===== THE INPUT

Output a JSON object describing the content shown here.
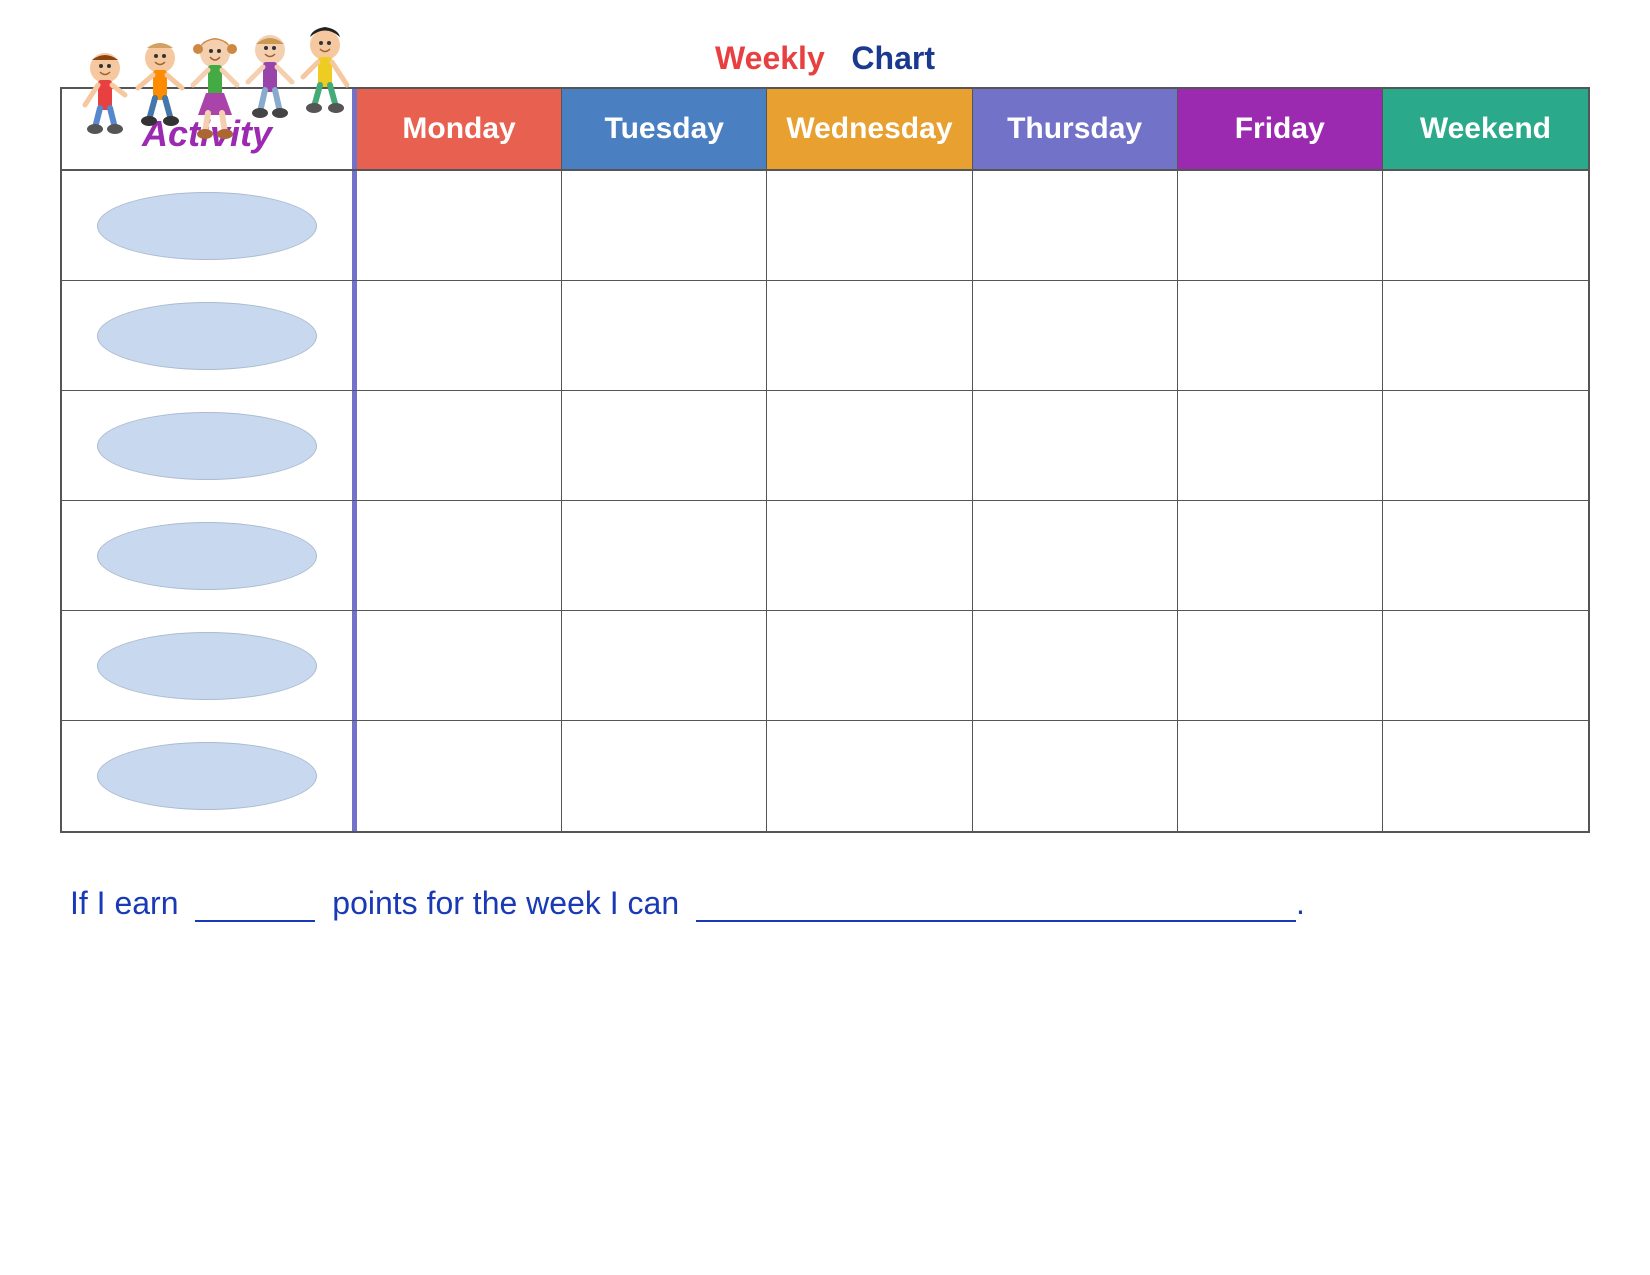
{
  "title": {
    "weekly": "Weekly",
    "chart": "Chart"
  },
  "header": {
    "activity_label": "Activity",
    "days": [
      {
        "id": "monday",
        "label": "Monday",
        "class": "day-monday"
      },
      {
        "id": "tuesday",
        "label": "Tuesday",
        "class": "day-tuesday"
      },
      {
        "id": "wednesday",
        "label": "Wednesday",
        "class": "day-wednesday"
      },
      {
        "id": "thursday",
        "label": "Thursday",
        "class": "day-thursday"
      },
      {
        "id": "friday",
        "label": "Friday",
        "class": "day-friday"
      },
      {
        "id": "weekend",
        "label": "Weekend",
        "class": "day-weekend"
      }
    ]
  },
  "rows": [
    {
      "id": 1
    },
    {
      "id": 2
    },
    {
      "id": 3
    },
    {
      "id": 4
    },
    {
      "id": 5
    },
    {
      "id": 6
    }
  ],
  "footer": {
    "text1": "If I earn",
    "text2": "points for the week I can",
    "period": "."
  },
  "colors": {
    "monday": "#e86050",
    "tuesday": "#4a7fc1",
    "wednesday": "#e8a030",
    "thursday": "#7272c8",
    "friday": "#9b2ab0",
    "weekend": "#2aaa8a",
    "activity": "#9b2ab0"
  }
}
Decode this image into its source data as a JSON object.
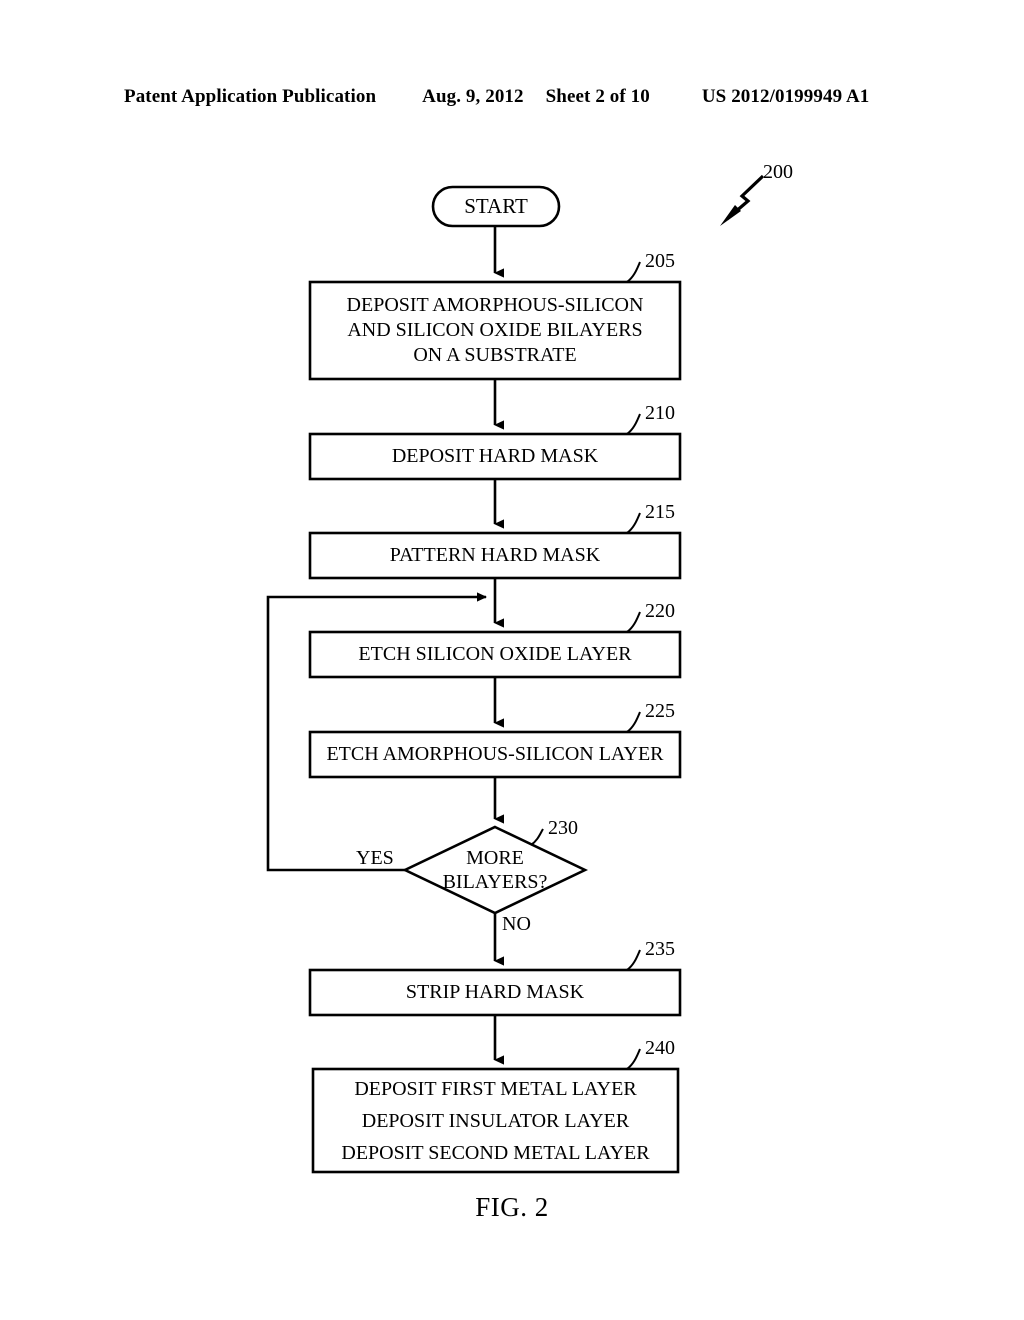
{
  "header": {
    "publication": "Patent Application Publication",
    "date": "Aug. 9, 2012",
    "sheet": "Sheet 2 of 10",
    "patent_number": "US 2012/0199949 A1"
  },
  "figure": {
    "caption": "FIG. 2",
    "diagram_ref": "200",
    "start_label": "START",
    "branch_yes": "YES",
    "branch_no": "NO",
    "nodes": [
      {
        "ref": "205",
        "text": "DEPOSIT AMORPHOUS-SILICON\nAND SILICON OXIDE BILAYERS\nON A SUBSTRATE",
        "shape": "process"
      },
      {
        "ref": "210",
        "text": "DEPOSIT HARD MASK",
        "shape": "process"
      },
      {
        "ref": "215",
        "text": "PATTERN HARD MASK",
        "shape": "process"
      },
      {
        "ref": "220",
        "text": "ETCH SILICON OXIDE LAYER",
        "shape": "process"
      },
      {
        "ref": "225",
        "text": "ETCH AMORPHOUS-SILICON LAYER",
        "shape": "process"
      },
      {
        "ref": "230",
        "text": "MORE\nBILAYERS?",
        "shape": "decision"
      },
      {
        "ref": "235",
        "text": "STRIP HARD MASK",
        "shape": "process"
      },
      {
        "ref": "240",
        "text": "DEPOSIT FIRST METAL LAYER\nDEPOSIT INSULATOR LAYER\nDEPOSIT SECOND METAL LAYER",
        "shape": "process"
      }
    ]
  },
  "colors": {
    "ink": "#000000",
    "paper": "#ffffff"
  }
}
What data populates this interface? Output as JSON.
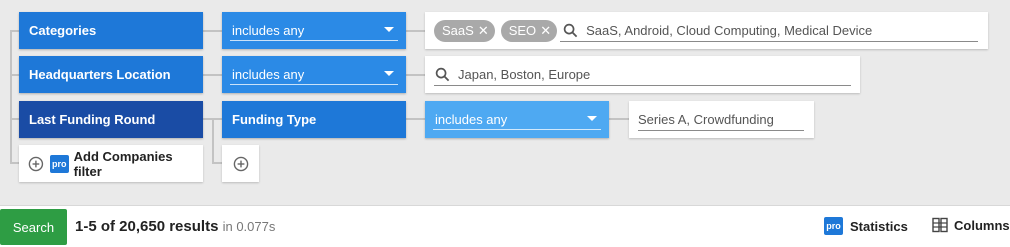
{
  "filters": {
    "categories": {
      "field_label": "Categories",
      "operator": "includes any",
      "chips": [
        "SaaS",
        "SEO"
      ],
      "placeholder": "SaaS, Android, Cloud Computing, Medical Device"
    },
    "headquarters": {
      "field_label": "Headquarters Location",
      "operator": "includes any",
      "placeholder": "Japan, Boston, Europe"
    },
    "funding": {
      "field_label": "Last Funding Round",
      "sub_field_label": "Funding Type",
      "operator": "includes any",
      "placeholder": "Series A, Crowdfunding"
    },
    "add_filter": {
      "pro_badge": "pro",
      "label": "Add Companies filter"
    }
  },
  "results_bar": {
    "search_label": "Search",
    "results_text": "1-5 of 20,650 results",
    "time_text": "in 0.077s",
    "statistics_pro_badge": "pro",
    "statistics_label": "Statistics",
    "columns_label": "Columns"
  },
  "colors": {
    "field_blue": "#1e78d8",
    "field_dark_blue": "#1a4ca5",
    "operator_blue": "#2b8ae6",
    "operator_light_blue": "#4ea9f2",
    "search_green": "#2e9d44",
    "chip_gray": "#a9a9a9"
  },
  "icons": {
    "chip_remove": "close-icon",
    "search": "search-icon",
    "add": "plus-circle-icon",
    "columns": "columns-icon"
  }
}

==========

> _WHAT YOU HAVE TO DO_: Write out every line from the entries where "AMORPHOUS" appears.

> _REPLY TO THE EXERCISE_:
        "text": "DEPOSIT AMORPHOUS-SILICON\nAND SILICON OXIDE BILAYERS\nON A SUBSTRATE",
        "text": "ETCH AMORPHOUS-SILICON LAYER",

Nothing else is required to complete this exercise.